[What the exercise asks] Exclude the pictures and retype the entries as written.

Dataset entries:
--------------------------------------------------

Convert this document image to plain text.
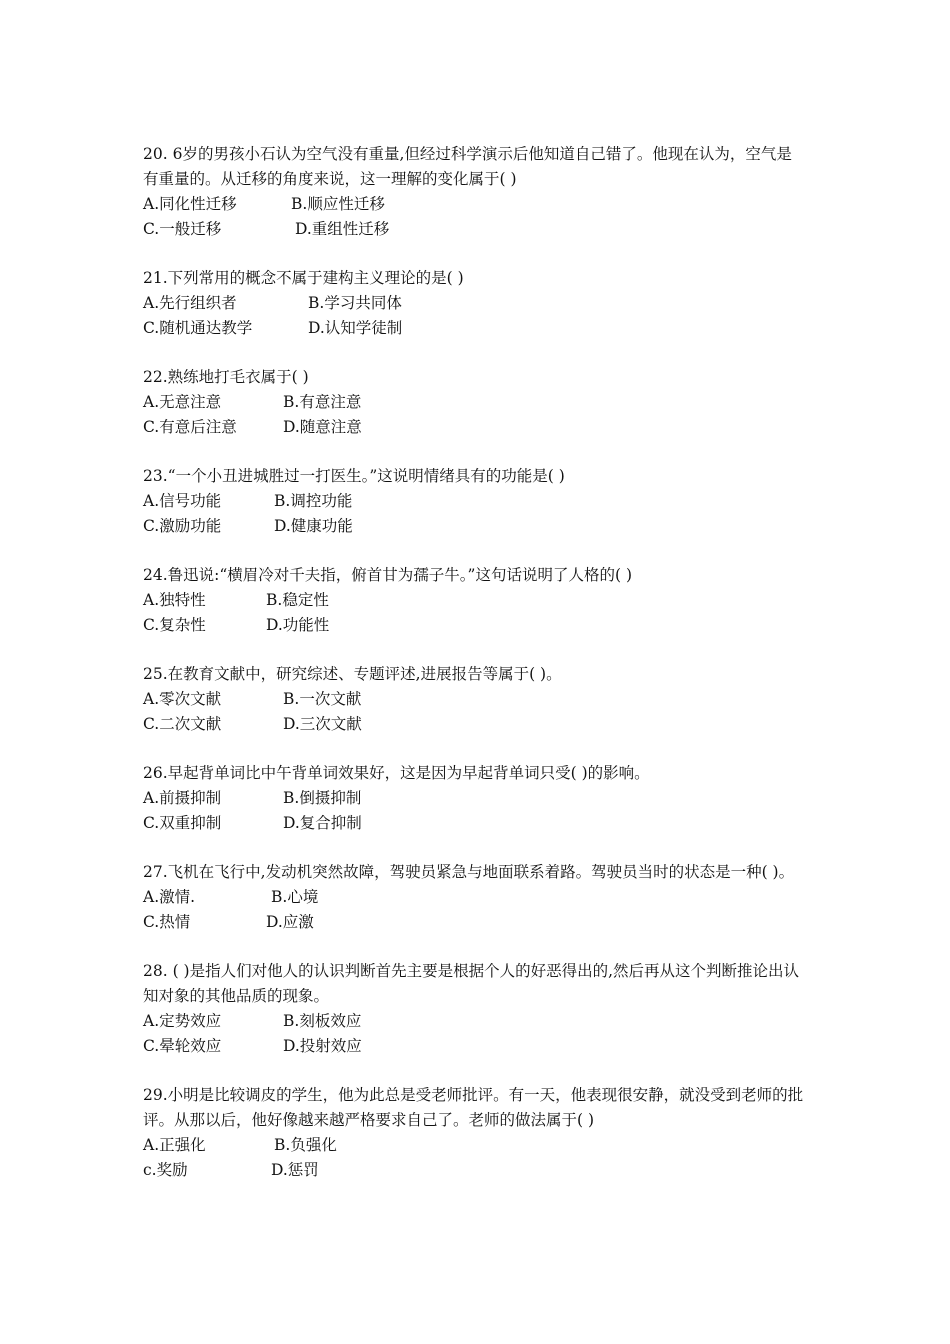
20. 6岁的男孩小石认为空气没有重量,但经过科学演示后他知道自己错了。他现在认为，空气是有重量的。从迁移的角度来说，这一理解的变化属于( )

A.同化性迁移	B.顺应性迁移
C.一般迁移	D.重组性迁移

21.下列常用的概念不属于建构主义理论的是( )

A.先行组织者	B.学习共同体
C.随机通达教学	D.认知学徒制

22.熟练地打毛衣属于( )

A.无意注意	B.有意注意
C.有意后注意	D.随意注意

23.“一个小丑进城胜过一打医生。”这说明情绪具有的功能是( )

A.信号功能	B.调控功能
C.激励功能	D.健康功能

24.鲁迅说:“横眉冷对千夫指，俯首甘为孺子牛。”这句话说明了人格的( )

A.独特性	B.稳定性
C.复杂性	D.功能性

25.在教育文献中，研究综述、专题评述,进展报告等属于( )。

A.零次文献	B.一次文献
C.二次文献	D.三次文献

26.早起背单词比中午背单词效果好，这是因为早起背单词只受( )的影响。

A.前摄抑制	B.倒摄抑制
C.双重抑制	D.复合抑制

27.飞机在飞行中,发动机突然故障，驾驶员紧急与地面联系着路。驾驶员当时的状态是一种( )。

A.激情.	B.心境
C.热情	D.应激

28. ( )是指人们对他人的认识判断首先主要是根据个人的好恶得出的,然后再从这个判断推论出认知对象的其他品质的现象。

A.定势效应	B.刻板效应
C.晕轮效应	D.投射效应

29.小明是比较调皮的学生，他为此总是受老师批评。有一天，他表现很安静，就没受到老师的批评。从那以后，他好像越来越严格要求自己了。老师的做法属于( )

A.正强化	B.负强化
c.奖励	D.惩罚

--------------------------------------------------

[Exercise output]
Convert this document image to plain text.
20. 6岁的男孩小石认为空气没有重量,但经过科学演示后他知道自己错了。他现在认为，空气是有重量的。从迁移的角度来说，这一理解的变化属于( )

A.同化性迁移	B.顺应性迁移
C.一般迁移	D.重组性迁移

21.下列常用的概念不属于建构主义理论的是( )

A.先行组织者	B.学习共同体
C.随机通达教学	D.认知学徒制

22.熟练地打毛衣属于( )

A.无意注意	B.有意注意
C.有意后注意	D.随意注意

23.“一个小丑进城胜过一打医生。”这说明情绪具有的功能是( )

A.信号功能	B.调控功能
C.激励功能	D.健康功能

24.鲁迅说:“横眉冷对千夫指，俯首甘为孺子牛。”这句话说明了人格的( )

A.独特性	B.稳定性
C.复杂性	D.功能性

25.在教育文献中，研究综述、专题评述,进展报告等属于( )。

A.零次文献	B.一次文献
C.二次文献	D.三次文献

26.早起背单词比中午背单词效果好，这是因为早起背单词只受( )的影响。

A.前摄抑制	B.倒摄抑制
C.双重抑制	D.复合抑制

27.飞机在飞行中,发动机突然故障，驾驶员紧急与地面联系着路。驾驶员当时的状态是一种( )。

A.激情.	B.心境
C.热情	D.应激

28. ( )是指人们对他人的认识判断首先主要是根据个人的好恶得出的,然后再从这个判断推论出认知对象的其他品质的现象。

A.定势效应	B.刻板效应
C.晕轮效应	D.投射效应

29.小明是比较调皮的学生，他为此总是受老师批评。有一天，他表现很安静，就没受到老师的批评。从那以后，他好像越来越严格要求自己了。老师的做法属于( )

A.正强化	B.负强化
c.奖励	D.惩罚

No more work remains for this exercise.